[Dataset entries]
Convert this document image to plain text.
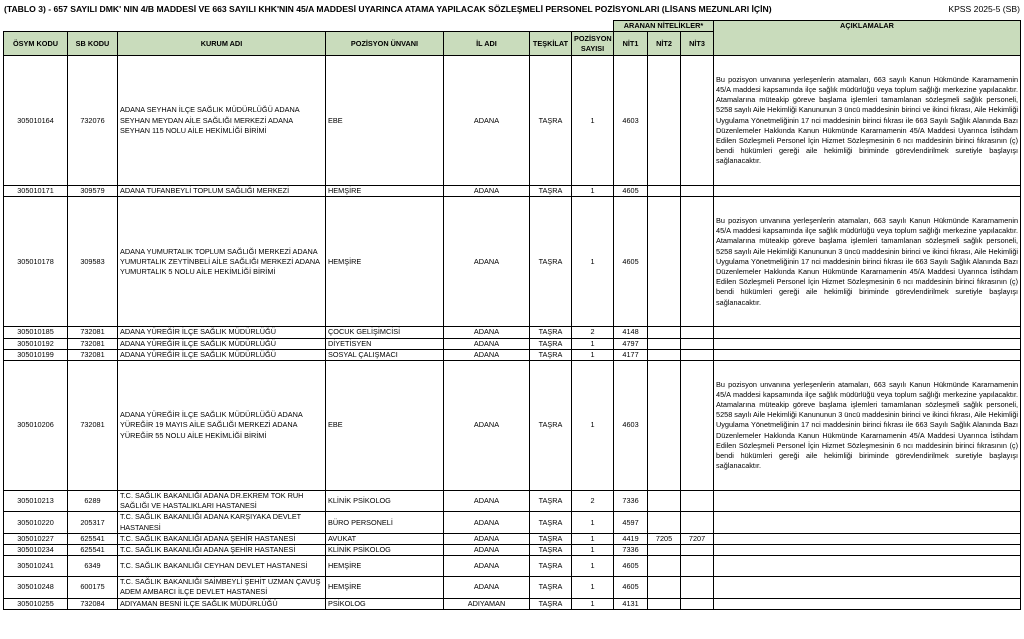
(TABLO 3) - 657 SAYILI DMK' NIN 4/B MADDESİ VE 663 SAYILI KHK'NIN 45/A MADDESİ UYARINCA ATAMA YAPILACAK SÖZLEŞMELİ PERSONEL POZİSYONLARI (LİSANS MEZUNLARI İÇİN)	KPSS 2025-5 (SB)
							ARANAN NİTELİKLER*			AÇIKLAMALAR
ÖSYM KODU	SB KODU	KURUM ADI	POZİSYON ÜNVANI	İL ADI	TEŞKİLAT	POZİSYON SAYISI	NİT1	NİT2	NİT3	
305010164	732076	ADANA SEYHAN İLÇE SAĞLIK MÜDÜRLÜĞÜ ADANA SEYHAN MEYDAN AİLE SAĞLIĞI MERKEZİ ADANA SEYHAN 115 NOLU AİLE HEKİMLİĞİ BİRİMİ	EBE	ADANA	TAŞRA	1	4603			Bu pozisyon unvanına yerleşenlerin atamaları, 663 sayılı Kanun Hükmünde Kararnamenin 45/A maddesi kapsamında ilçe sağlık müdürlüğü veya toplum sağlığı merkezine yapılacaktır. Atamalarına müteakip göreve başlama işlemleri tamamlanan sözleşmeli sağlık personeli, 5258 sayılı Aile Hekimliği Kanununun 3 üncü maddesinin birinci ve ikinci fıkrası, Aile Hekimliği Uygulama Yönetmeliğinin 17 nci maddesinin birinci fıkrası ile 663 Sayılı Sağlık Alanında Bazı Düzenlemeler Hakkında Kanun Hükmünde Kararnamenin 45/A Maddesi Uyarınca İstihdam Edilen Sözleşmeli Personel İçin Hizmet Sözleşmesinin 6 ncı maddesinin birinci fıkrasının (ç) bendi hükümleri gereği aile hekimliği biriminde görevlendirilmek suretiyle başlayışı sağlanacaktır.
305010171	309579	ADANA TUFANBEYLİ TOPLUM SAĞLIĞI MERKEZİ	HEMŞİRE	ADANA	TAŞRA	1	4605			
305010178	309583	ADANA YUMURTALIK TOPLUM SAĞLIĞI MERKEZİ ADANA YUMURTALIK ZEYTİNBELİ AİLE SAĞLIĞI MERKEZİ ADANA YUMURTALIK 5 NOLU AİLE HEKİMLİĞİ BİRİMİ	HEMŞİRE	ADANA	TAŞRA	1	4605			Bu pozisyon unvanına yerleşenlerin atamaları, 663 sayılı Kanun Hükmünde Kararnamenin 45/A maddesi kapsamında ilçe sağlık müdürlüğü veya toplum sağlığı merkezine yapılacaktır. Atamalarına müteakip göreve başlama işlemleri tamamlanan sözleşmeli sağlık personeli, 5258 sayılı Aile Hekimliği Kanununun 3 üncü maddesinin birinci ve ikinci fıkrası, Aile Hekimliği Uygulama Yönetmeliğinin 17 nci maddesinin birinci fıkrası ile 663 Sayılı Sağlık Alanında Bazı Düzenlemeler Hakkında Kanun Hükmünde Kararnamenin 45/A Maddesi Uyarınca İstihdam Edilen Sözleşmeli Personel İçin Hizmet Sözleşmesinin 6 ncı maddesinin birinci fıkrasının (ç) bendi hükümleri gereği aile hekimliği biriminde görevlendirilmek suretiyle başlayışı sağlanacaktır.
305010185	732081	ADANA YÜREĞİR İLÇE SAĞLIK MÜDÜRLÜĞÜ	ÇOCUK GELİŞİMCİSİ	ADANA	TAŞRA	2	4148			
305010192	732081	ADANA YÜREĞİR İLÇE SAĞLIK MÜDÜRLÜĞÜ	DİYETİSYEN	ADANA	TAŞRA	1	4797			
305010199	732081	ADANA YÜREĞİR İLÇE SAĞLIK MÜDÜRLÜĞÜ	SOSYAL ÇALIŞMACI	ADANA	TAŞRA	1	4177			
305010206	732081	ADANA YÜREĞİR İLÇE SAĞLIK MÜDÜRLÜĞÜ ADANA YÜREĞİR 19 MAYIS AİLE SAĞLIĞI MERKEZİ ADANA YÜREĞİR 55 NOLU AİLE HEKİMLİĞİ BİRİMİ	EBE	ADANA	TAŞRA	1	4603			Bu pozisyon unvanına yerleşenlerin atamaları, 663 sayılı Kanun Hükmünde Kararnamenin 45/A maddesi kapsamında ilçe sağlık müdürlüğü veya toplum sağlığı merkezine yapılacaktır. Atamalarına müteakip göreve başlama işlemleri tamamlanan sözleşmeli sağlık personeli, 5258 sayılı Aile Hekimliği Kanununun 3 üncü maddesinin birinci ve ikinci fıkrası, Aile Hekimliği Uygulama Yönetmeliğinin 17 nci maddesinin birinci fıkrası ile 663 Sayılı Sağlık Alanında Bazı Düzenlemeler Hakkında Kanun Hükmünde Kararnamenin 45/A Maddesi Uyarınca İstihdam Edilen Sözleşmeli Personel İçin Hizmet Sözleşmesinin 6 ncı maddesinin birinci fıkrasının (ç) bendi hükümleri gereği aile hekimliği biriminde görevlendirilmek suretiyle başlayışı sağlanacaktır.
305010213	6289	T.C. SAĞLIK BAKANLIĞI ADANA DR.EKREM TOK RUH SAĞLIĞI VE HASTALIKLARI HASTANESİ	KLİNİK PSİKOLOG	ADANA	TAŞRA	2	7336			
305010220	205317	T.C. SAĞLIK BAKANLIĞI ADANA KARŞIYAKA DEVLET HASTANESİ	BÜRO PERSONELİ	ADANA	TAŞRA	1	4597			
305010227	625541	T.C. SAĞLIK BAKANLIĞI ADANA ŞEHİR HASTANESİ	AVUKAT	ADANA	TAŞRA	1	4419	7205	7207	
305010234	625541	T.C. SAĞLIK BAKANLIĞI ADANA ŞEHİR HASTANESİ	KLİNİK PSİKOLOG	ADANA	TAŞRA	1	7336			
305010241	6349	T.C. SAĞLIK BAKANLIĞI CEYHAN DEVLET HASTANESİ	HEMŞİRE	ADANA	TAŞRA	1	4605			
305010248	600175	T.C. SAĞLIK BAKANLIĞI SAİMBEYLİ ŞEHİT UZMAN ÇAVUŞ ADEM AMBARCI İLÇE DEVLET HASTANESİ	HEMŞİRE	ADANA	TAŞRA	1	4605			
305010255	732084	ADIYAMAN BESNİ İLÇE SAĞLIK MÜDÜRLÜĞÜ	PSİKOLOG	ADIYAMAN	TAŞRA	1	4131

**Given instruction**
Could you reproduce every record above exactly, leaving out the pictures?

**Task response**
Convert this document image to plain text.
(TABLO 3) - 657 SAYILI DMK' NIN 4/B MADDESİ VE 663 SAYILI KHK'NIN 45/A MADDESİ UYARINCA ATAMA YAPILACAK SÖZLEŞMELİ PERSONEL POZİSYONLARI (LİSANS MEZUNLARI İÇİN)	KPSS 2025-5 (SB)
							ARANAN NİTELİKLER*			AÇIKLAMALAR
ÖSYM KODU	SB KODU	KURUM ADI	POZİSYON ÜNVANI	İL ADI	TEŞKİLAT	POZİSYON SAYISI	NİT1	NİT2	NİT3	
305010164	732076	ADANA SEYHAN İLÇE SAĞLIK MÜDÜRLÜĞÜ ADANA SEYHAN MEYDAN AİLE SAĞLIĞI MERKEZİ ADANA SEYHAN 115 NOLU AİLE HEKİMLİĞİ BİRİMİ	EBE	ADANA	TAŞRA	1	4603			Bu pozisyon unvanına yerleşenlerin atamaları, 663 sayılı Kanun Hükmünde Kararnamenin 45/A maddesi kapsamında ilçe sağlık müdürlüğü veya toplum sağlığı merkezine yapılacaktır. Atamalarına müteakip göreve başlama işlemleri tamamlanan sözleşmeli sağlık personeli, 5258 sayılı Aile Hekimliği Kanununun 3 üncü maddesinin birinci ve ikinci fıkrası, Aile Hekimliği Uygulama Yönetmeliğinin 17 nci maddesinin birinci fıkrası ile 663 Sayılı Sağlık Alanında Bazı Düzenlemeler Hakkında Kanun Hükmünde Kararnamenin 45/A Maddesi Uyarınca İstihdam Edilen Sözleşmeli Personel İçin Hizmet Sözleşmesinin 6 ncı maddesinin birinci fıkrasının (ç) bendi hükümleri gereği aile hekimliği biriminde görevlendirilmek suretiyle başlayışı sağlanacaktır.
305010171	309579	ADANA TUFANBEYLİ TOPLUM SAĞLIĞI MERKEZİ	HEMŞİRE	ADANA	TAŞRA	1	4605			
305010178	309583	ADANA YUMURTALIK TOPLUM SAĞLIĞI MERKEZİ ADANA YUMURTALIK ZEYTİNBELİ AİLE SAĞLIĞI MERKEZİ ADANA YUMURTALIK 5 NOLU AİLE HEKİMLİĞİ BİRİMİ	HEMŞİRE	ADANA	TAŞRA	1	4605			Bu pozisyon unvanına yerleşenlerin atamaları, 663 sayılı Kanun Hükmünde Kararnamenin 45/A maddesi kapsamında ilçe sağlık müdürlüğü veya toplum sağlığı merkezine yapılacaktır. Atamalarına müteakip göreve başlama işlemleri tamamlanan sözleşmeli sağlık personeli, 5258 sayılı Aile Hekimliği Kanununun 3 üncü maddesinin birinci ve ikinci fıkrası, Aile Hekimliği Uygulama Yönetmeliğinin 17 nci maddesinin birinci fıkrası ile 663 Sayılı Sağlık Alanında Bazı Düzenlemeler Hakkında Kanun Hükmünde Kararnamenin 45/A Maddesi Uyarınca İstihdam Edilen Sözleşmeli Personel İçin Hizmet Sözleşmesinin 6 ncı maddesinin birinci fıkrasının (ç) bendi hükümleri gereği aile hekimliği biriminde görevlendirilmek suretiyle başlayışı sağlanacaktır.
305010185	732081	ADANA YÜREĞİR İLÇE SAĞLIK MÜDÜRLÜĞÜ	ÇOCUK GELİŞİMCİSİ	ADANA	TAŞRA	2	4148			
305010192	732081	ADANA YÜREĞİR İLÇE SAĞLIK MÜDÜRLÜĞÜ	DİYETİSYEN	ADANA	TAŞRA	1	4797			
305010199	732081	ADANA YÜREĞİR İLÇE SAĞLIK MÜDÜRLÜĞÜ	SOSYAL ÇALIŞMACI	ADANA	TAŞRA	1	4177			
305010206	732081	ADANA YÜREĞİR İLÇE SAĞLIK MÜDÜRLÜĞÜ ADANA YÜREĞİR 19 MAYIS AİLE SAĞLIĞI MERKEZİ ADANA YÜREĞİR 55 NOLU AİLE HEKİMLİĞİ BİRİMİ	EBE	ADANA	TAŞRA	1	4603			Bu pozisyon unvanına yerleşenlerin atamaları, 663 sayılı Kanun Hükmünde Kararnamenin 45/A maddesi kapsamında ilçe sağlık müdürlüğü veya toplum sağlığı merkezine yapılacaktır. Atamalarına müteakip göreve başlama işlemleri tamamlanan sözleşmeli sağlık personeli, 5258 sayılı Aile Hekimliği Kanununun 3 üncü maddesinin birinci ve ikinci fıkrası, Aile Hekimliği Uygulama Yönetmeliğinin 17 nci maddesinin birinci fıkrası ile 663 Sayılı Sağlık Alanında Bazı Düzenlemeler Hakkında Kanun Hükmünde Kararnamenin 45/A Maddesi Uyarınca İstihdam Edilen Sözleşmeli Personel İçin Hizmet Sözleşmesinin 6 ncı maddesinin birinci fıkrasının (ç) bendi hükümleri gereği aile hekimliği biriminde görevlendirilmek suretiyle başlayışı sağlanacaktır.
305010213	6289	T.C. SAĞLIK BAKANLIĞI ADANA DR.EKREM TOK RUH SAĞLIĞI VE HASTALIKLARI HASTANESİ	KLİNİK PSİKOLOG	ADANA	TAŞRA	2	7336			
305010220	205317	T.C. SAĞLIK BAKANLIĞI ADANA KARŞIYAKA DEVLET HASTANESİ	BÜRO PERSONELİ	ADANA	TAŞRA	1	4597			
305010227	625541	T.C. SAĞLIK BAKANLIĞI ADANA ŞEHİR HASTANESİ	AVUKAT	ADANA	TAŞRA	1	4419	7205	7207	
305010234	625541	T.C. SAĞLIK BAKANLIĞI ADANA ŞEHİR HASTANESİ	KLİNİK PSİKOLOG	ADANA	TAŞRA	1	7336			
305010241	6349	T.C. SAĞLIK BAKANLIĞI CEYHAN DEVLET HASTANESİ	HEMŞİRE	ADANA	TAŞRA	1	4605			
305010248	600175	T.C. SAĞLIK BAKANLIĞI SAİMBEYLİ ŞEHİT UZMAN ÇAVUŞ ADEM AMBARCI İLÇE DEVLET HASTANESİ	HEMŞİRE	ADANA	TAŞRA	1	4605			
305010255	732084	ADIYAMAN BESNİ İLÇE SAĞLIK MÜDÜRLÜĞÜ	PSİKOLOG	ADIYAMAN	TAŞRA	1	4131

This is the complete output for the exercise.